** DOCUMENT EXTRACT follows **

The breaks = is a function that takes the limits of the data, and calculates nice looking breaks. First you round the limits, to make sure you get integers (dates don't work well with non-integers). Then you generate a sequence of your desired width (the days(2)). You could use weeks(1) or months(3) or whatever, check out ?lubridate::days. Under the hood, days(x) generates a number of seconds (86400 per day, 604800 per week, etc.), as_date converts that into a number of days since the Unix epoch, and as.numeric converts it back to an integer.
The labels = is a function takes the sequence of integers we just generated and converts those back to displayable dates.
This also works with times instead of dates. While dates are integer days, times are integer seconds (either since the Unix epoch, for datetimes, or since midnight, for times).
Let's say you had some observations that were on the scale of minutes, not days.
The code would be similar, with a few tweaks:
df <- data_frame(tm = ymd_hms("2017-08-01 23:58:00") + 60*0:10,
y = cumsum(rnorm(length(tm)))) %>%
mutate(tm_num = as.numeric(tm))

** End of DOCUMENT EXTRACT **

PARTS OF THE EXERCISE>
1) Answer these questions from the text on date breaks:
(a) How many seconds does days(x) generate per week?
(b) Why are the limits rounded first?
(c) What unit are times measured in, and counted from what starting points?
2) Proceed with the text on date breaks from the point at which it stops.

** SUPPLIED MATERIAL follows **

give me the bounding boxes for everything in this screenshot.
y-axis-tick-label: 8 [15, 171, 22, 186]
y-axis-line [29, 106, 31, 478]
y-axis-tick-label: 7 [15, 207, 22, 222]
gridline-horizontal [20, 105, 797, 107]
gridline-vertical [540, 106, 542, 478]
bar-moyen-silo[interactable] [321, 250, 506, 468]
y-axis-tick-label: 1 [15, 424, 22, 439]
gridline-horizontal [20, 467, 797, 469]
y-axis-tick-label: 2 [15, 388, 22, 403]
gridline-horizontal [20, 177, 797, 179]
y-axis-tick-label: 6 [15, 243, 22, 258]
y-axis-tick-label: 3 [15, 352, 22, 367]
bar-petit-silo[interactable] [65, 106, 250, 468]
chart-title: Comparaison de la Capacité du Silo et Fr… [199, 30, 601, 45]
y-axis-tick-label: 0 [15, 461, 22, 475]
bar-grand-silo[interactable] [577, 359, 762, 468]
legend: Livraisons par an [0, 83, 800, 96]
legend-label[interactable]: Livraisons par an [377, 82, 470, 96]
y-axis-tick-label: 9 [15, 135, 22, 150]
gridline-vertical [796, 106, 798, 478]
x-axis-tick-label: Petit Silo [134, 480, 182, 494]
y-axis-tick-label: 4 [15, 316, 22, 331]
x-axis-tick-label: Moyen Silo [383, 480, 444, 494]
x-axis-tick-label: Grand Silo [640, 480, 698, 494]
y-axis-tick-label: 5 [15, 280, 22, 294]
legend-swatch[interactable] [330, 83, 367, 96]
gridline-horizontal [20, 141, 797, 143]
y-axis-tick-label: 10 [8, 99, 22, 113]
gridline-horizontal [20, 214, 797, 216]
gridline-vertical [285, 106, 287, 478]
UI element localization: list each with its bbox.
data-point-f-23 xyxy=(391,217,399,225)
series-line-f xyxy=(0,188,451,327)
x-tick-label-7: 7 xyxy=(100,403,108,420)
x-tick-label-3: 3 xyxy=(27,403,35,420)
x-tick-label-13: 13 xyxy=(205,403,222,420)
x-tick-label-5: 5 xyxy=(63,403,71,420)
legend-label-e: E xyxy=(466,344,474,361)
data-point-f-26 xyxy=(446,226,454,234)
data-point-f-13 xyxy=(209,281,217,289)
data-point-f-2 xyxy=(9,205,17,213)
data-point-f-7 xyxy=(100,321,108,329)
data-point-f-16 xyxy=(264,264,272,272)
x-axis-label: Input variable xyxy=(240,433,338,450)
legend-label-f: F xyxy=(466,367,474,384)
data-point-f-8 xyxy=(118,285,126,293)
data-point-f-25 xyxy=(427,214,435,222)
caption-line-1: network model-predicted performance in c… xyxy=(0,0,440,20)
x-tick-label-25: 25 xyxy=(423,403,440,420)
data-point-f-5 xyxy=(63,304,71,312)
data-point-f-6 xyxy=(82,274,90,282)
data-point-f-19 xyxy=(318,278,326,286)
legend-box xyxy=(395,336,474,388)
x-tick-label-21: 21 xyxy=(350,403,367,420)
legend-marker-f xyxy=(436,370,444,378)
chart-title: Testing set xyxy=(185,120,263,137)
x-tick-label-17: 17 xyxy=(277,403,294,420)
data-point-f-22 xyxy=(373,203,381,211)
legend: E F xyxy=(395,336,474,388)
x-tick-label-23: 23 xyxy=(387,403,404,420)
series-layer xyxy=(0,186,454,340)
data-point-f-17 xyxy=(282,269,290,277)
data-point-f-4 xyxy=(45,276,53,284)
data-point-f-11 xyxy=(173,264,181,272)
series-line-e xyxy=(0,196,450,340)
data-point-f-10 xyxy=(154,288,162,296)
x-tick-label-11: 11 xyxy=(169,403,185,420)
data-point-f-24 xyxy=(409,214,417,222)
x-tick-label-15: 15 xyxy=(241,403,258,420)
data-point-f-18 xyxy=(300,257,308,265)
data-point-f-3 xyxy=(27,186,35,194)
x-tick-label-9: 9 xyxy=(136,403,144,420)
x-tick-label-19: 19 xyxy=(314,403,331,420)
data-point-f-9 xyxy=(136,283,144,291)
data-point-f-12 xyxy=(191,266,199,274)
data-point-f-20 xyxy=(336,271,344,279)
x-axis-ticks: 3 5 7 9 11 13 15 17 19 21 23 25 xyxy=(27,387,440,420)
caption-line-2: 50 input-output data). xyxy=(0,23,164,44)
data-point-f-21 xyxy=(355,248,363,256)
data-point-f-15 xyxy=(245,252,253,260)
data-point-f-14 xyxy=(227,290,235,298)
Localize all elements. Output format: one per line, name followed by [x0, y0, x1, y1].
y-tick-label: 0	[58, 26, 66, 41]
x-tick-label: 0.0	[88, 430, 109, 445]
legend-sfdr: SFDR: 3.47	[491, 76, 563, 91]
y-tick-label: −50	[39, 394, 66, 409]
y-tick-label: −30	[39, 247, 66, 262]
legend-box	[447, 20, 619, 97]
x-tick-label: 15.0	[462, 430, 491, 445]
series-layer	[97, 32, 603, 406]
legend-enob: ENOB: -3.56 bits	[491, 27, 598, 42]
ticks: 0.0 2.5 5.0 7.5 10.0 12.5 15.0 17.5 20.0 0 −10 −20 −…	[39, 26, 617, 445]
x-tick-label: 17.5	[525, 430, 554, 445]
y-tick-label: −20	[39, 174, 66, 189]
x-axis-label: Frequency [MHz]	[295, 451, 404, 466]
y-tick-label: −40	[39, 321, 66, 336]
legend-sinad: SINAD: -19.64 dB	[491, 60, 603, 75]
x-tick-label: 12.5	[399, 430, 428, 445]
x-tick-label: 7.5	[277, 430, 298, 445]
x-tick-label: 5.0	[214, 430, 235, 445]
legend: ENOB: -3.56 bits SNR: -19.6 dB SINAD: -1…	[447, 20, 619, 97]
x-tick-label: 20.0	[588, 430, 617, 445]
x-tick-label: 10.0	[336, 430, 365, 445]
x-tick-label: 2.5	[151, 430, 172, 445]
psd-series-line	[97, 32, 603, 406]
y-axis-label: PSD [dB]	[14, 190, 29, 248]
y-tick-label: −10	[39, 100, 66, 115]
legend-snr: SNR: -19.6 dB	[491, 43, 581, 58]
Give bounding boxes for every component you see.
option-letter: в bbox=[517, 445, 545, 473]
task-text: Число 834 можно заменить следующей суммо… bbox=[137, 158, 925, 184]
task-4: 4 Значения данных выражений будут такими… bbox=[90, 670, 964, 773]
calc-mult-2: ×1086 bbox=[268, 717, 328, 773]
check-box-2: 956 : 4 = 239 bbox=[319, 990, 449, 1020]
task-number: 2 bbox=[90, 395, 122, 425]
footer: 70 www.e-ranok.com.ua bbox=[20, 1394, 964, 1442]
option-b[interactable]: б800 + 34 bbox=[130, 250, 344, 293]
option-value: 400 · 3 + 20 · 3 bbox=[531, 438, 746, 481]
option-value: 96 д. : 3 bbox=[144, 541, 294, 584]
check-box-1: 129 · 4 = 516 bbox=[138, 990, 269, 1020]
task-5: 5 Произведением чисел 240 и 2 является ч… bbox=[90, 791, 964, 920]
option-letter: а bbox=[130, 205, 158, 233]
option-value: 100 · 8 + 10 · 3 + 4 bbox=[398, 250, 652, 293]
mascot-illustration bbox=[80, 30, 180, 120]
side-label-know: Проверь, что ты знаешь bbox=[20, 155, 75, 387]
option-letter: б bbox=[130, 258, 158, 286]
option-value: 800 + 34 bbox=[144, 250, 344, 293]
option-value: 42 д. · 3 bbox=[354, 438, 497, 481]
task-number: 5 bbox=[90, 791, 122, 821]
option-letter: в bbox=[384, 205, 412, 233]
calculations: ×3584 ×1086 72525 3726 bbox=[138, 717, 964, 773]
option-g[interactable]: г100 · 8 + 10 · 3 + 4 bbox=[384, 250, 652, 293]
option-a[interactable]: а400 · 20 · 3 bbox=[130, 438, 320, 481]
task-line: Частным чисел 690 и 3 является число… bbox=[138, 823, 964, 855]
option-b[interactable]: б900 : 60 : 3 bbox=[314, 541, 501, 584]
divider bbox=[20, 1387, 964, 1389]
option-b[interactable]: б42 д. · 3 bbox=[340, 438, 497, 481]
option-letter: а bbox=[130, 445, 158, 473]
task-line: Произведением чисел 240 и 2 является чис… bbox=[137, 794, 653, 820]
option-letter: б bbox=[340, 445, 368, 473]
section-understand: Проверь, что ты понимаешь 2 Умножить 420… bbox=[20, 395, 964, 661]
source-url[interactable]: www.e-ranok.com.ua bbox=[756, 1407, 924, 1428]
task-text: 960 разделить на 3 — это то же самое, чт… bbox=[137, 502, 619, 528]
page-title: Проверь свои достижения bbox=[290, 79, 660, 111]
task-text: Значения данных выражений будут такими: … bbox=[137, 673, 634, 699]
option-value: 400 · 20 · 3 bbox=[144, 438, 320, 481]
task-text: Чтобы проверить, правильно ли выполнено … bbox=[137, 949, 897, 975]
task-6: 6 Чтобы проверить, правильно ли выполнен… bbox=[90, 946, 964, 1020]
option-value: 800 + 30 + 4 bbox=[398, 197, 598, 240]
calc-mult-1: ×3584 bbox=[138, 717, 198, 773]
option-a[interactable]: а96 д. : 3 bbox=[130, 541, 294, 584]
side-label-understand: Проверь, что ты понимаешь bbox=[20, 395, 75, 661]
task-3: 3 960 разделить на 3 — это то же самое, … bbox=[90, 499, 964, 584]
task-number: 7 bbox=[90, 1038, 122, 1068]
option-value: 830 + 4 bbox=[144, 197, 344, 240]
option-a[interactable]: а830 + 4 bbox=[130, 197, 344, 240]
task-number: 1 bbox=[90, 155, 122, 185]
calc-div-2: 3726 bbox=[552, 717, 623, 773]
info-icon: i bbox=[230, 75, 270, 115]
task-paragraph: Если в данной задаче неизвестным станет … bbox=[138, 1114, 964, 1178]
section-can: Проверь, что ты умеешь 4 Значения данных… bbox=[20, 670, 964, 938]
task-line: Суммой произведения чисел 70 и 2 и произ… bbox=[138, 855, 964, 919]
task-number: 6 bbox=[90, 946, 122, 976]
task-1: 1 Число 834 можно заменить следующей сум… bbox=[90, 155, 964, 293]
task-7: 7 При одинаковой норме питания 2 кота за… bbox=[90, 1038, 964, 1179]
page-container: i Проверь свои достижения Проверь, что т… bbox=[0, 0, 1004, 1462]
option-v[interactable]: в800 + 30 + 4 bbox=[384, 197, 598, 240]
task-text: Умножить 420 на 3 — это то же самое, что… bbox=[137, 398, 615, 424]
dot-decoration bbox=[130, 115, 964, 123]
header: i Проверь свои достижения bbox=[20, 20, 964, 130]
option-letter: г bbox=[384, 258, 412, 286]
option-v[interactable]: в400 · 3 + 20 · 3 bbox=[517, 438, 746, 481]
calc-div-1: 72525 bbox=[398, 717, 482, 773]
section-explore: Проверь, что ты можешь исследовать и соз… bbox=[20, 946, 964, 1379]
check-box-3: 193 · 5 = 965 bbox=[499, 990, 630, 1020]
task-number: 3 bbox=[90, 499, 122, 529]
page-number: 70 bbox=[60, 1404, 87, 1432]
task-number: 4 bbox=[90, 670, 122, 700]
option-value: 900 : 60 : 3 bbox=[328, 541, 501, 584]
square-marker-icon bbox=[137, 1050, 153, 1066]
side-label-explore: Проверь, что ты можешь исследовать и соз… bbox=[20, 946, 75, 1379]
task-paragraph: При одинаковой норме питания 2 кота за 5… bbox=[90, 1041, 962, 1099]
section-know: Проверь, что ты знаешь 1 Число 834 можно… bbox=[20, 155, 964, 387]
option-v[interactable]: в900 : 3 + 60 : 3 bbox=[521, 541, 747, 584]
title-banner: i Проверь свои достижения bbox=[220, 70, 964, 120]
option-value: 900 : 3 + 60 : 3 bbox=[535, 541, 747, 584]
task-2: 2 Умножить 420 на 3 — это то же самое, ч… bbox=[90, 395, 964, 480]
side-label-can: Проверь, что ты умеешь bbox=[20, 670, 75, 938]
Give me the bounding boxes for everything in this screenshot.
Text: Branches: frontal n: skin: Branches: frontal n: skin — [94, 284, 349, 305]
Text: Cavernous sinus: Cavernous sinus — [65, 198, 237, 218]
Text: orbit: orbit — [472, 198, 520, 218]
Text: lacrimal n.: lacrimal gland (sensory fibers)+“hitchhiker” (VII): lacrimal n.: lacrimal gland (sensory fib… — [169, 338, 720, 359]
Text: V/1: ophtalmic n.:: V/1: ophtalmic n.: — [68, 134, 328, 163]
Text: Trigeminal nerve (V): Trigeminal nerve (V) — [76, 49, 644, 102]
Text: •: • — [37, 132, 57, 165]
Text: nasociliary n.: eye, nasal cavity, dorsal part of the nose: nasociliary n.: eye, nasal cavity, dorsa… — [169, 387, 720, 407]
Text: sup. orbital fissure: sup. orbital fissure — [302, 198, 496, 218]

** End of SUPPLIED MATERIAL **

RESPONSES BY TASK>
1)
(a) 604800.
(b) To make sure you get integers, because dates don't work well with non-integers.
(c) Integer seconds, counted since the Unix epoch for datetimes or since midnight for times.

2)
df
# A tibble: 11 x 3
tm y tm_num
<dttm> <dbl> <dbl>
1 2017-08-01 23:58:00 1.375275 1501631880
2 2017-08-01 23:59:00 2.373565 1501631940
3 2017-08-02 00:00:00 3.650167 1501632000
4 2017-08-02 00:01:00 2.578420 1501632060
5 2017-08-02 00:02:00 5.155688 1501632120
6 2017-08-02 00:03:00 4.022228 1501632180
7 2017-08-02 00:04:00 4.776145 1501632240
8 2017-08-02 00:05:00 4.917420 1501632300
9 2017-08-02 00:06:00 4.513710 1501632360
10 2017-08-02 00:07:00 4.134294 1501632420
11 2017-08-02 00:08:00 3.142898 1501632480
df %>%
ggplot(aes(tm_num, y)) + geom_line() +
scale_x_continuous(sec.axis = dup_axis(),
breaks = function(limits) {
seq(floor(limits[1] / 60) * 60, ceiling(limits[2] / 60) * 60,
by = as.numeric(as_datetime(minutes(2))))
},
labels = function(breaks) {
stamp("Jan 1,\n0:00:00", orders = "md hms")(as_datetime(breaks))
})
Here I updated the dummy data to span 11 minutes from just before midnight to just after midnight. In breaks = I modified it to make sure I got an integer number of minutes to create breaks on, changed as_date to as_datetime, and used minutes(2) to make a break every two minutes. In labels = I added a functional stamp(...)(...), which creates a nice format to display.
Finally just times.
df <- data_frame(tm = milliseconds(1234567 + 0:10),
y = cumsum(rnorm(length(tm)))) %>%
mutate(tm_num = as.numeric(tm))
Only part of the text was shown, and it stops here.